Start of Records shown
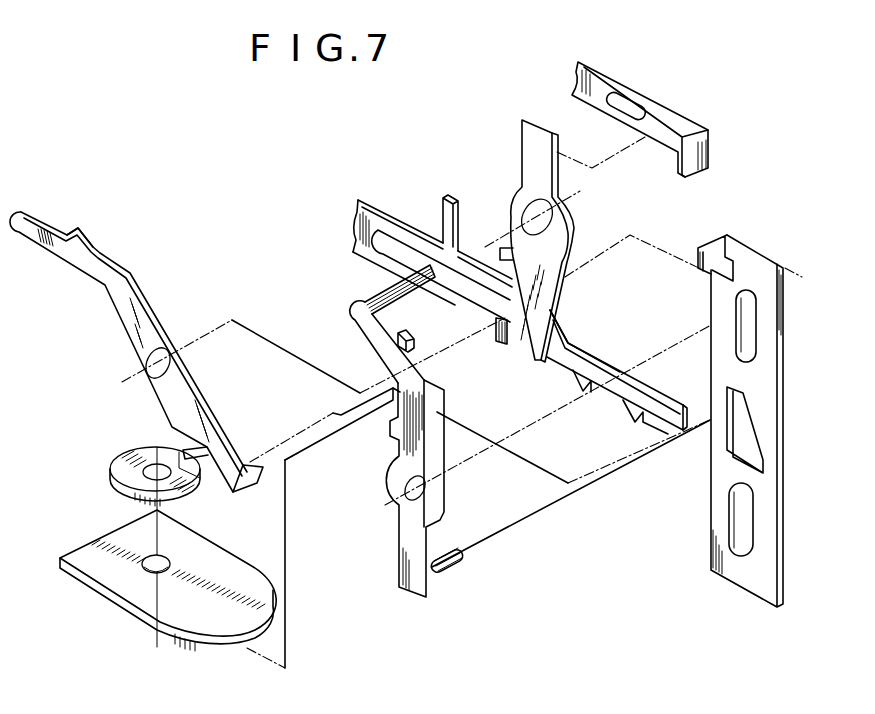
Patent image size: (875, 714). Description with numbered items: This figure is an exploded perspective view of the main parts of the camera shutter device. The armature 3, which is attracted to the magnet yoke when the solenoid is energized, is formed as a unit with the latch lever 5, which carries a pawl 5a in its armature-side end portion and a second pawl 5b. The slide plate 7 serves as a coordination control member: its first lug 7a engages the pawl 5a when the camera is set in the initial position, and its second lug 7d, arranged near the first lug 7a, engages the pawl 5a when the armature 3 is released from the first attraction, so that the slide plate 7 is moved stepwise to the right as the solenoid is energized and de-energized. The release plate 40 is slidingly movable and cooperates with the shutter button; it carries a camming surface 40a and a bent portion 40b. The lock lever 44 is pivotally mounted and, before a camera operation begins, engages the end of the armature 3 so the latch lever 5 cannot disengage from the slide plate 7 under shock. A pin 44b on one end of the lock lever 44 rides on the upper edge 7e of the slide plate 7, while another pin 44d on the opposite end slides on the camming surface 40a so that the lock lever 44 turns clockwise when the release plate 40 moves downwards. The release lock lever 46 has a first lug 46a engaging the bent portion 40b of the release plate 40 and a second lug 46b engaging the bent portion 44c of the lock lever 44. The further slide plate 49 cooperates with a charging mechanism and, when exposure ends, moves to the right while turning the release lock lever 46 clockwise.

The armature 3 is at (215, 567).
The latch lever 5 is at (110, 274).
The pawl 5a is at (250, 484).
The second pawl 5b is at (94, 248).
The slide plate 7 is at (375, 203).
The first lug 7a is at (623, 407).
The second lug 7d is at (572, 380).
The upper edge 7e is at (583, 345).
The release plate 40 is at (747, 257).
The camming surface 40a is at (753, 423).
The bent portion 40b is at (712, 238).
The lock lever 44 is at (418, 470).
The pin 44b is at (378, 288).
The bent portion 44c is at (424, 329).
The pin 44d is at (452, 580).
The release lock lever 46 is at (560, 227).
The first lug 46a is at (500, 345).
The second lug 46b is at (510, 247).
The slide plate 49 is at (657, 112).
End of Records shown
Stated task: Copy every line of the entries above word for word, leaving out the pictures.

Task answer:
Patent image size: (875, 714). Description with numbered items: This figure is an exploded perspective view of the main parts of the camera shutter device. The armature 3, which is attracted to the magnet yoke when the solenoid is energized, is formed as a unit with the latch lever 5, which carries a pawl 5a in its armature-side end portion and a second pawl 5b. The slide plate 7 serves as a coordination control member: its first lug 7a engages the pawl 5a when the camera is set in the initial position, and its second lug 7d, arranged near the first lug 7a, engages the pawl 5a when the armature 3 is released from the first attraction, so that the slide plate 7 is moved stepwise to the right as the solenoid is energized and de-energized. The release plate 40 is slidingly movable and cooperates with the shutter button; it carries a camming surface 40a and a bent portion 40b. The lock lever 44 is pivotally mounted and, before a camera operation begins, engages the end of the armature 3 so the latch lever 5 cannot disengage from the slide plate 7 under shock. A pin 44b on one end of the lock lever 44 rides on the upper edge 7e of the slide plate 7, while another pin 44d on the opposite end slides on the camming surface 40a so that the lock lever 44 turns clockwise when the release plate 40 moves downwards. The release lock lever 46 has a first lug 46a engaging the bent portion 40b of the release plate 40 and a second lug 46b engaging the bent portion 44c of the lock lever 44. The further slide plate 49 cooperates with a charging mechanism and, when exposure ends, moves to the right while turning the release lock lever 46 clockwise.

The armature 3 is at (215, 567).
The latch lever 5 is at (110, 274).
The pawl 5a is at (250, 484).
The second pawl 5b is at (94, 248).
The slide plate 7 is at (375, 203).
The first lug 7a is at (623, 407).
The second lug 7d is at (572, 380).
The upper edge 7e is at (583, 345).
The release plate 40 is at (747, 257).
The camming surface 40a is at (753, 423).
The bent portion 40b is at (712, 238).
The lock lever 44 is at (418, 470).
The pin 44b is at (378, 288).
The bent portion 44c is at (424, 329).
The pin 44d is at (452, 580).
The release lock lever 46 is at (560, 227).
The first lug 46a is at (500, 345).
The second lug 46b is at (510, 247).
The slide plate 49 is at (657, 112).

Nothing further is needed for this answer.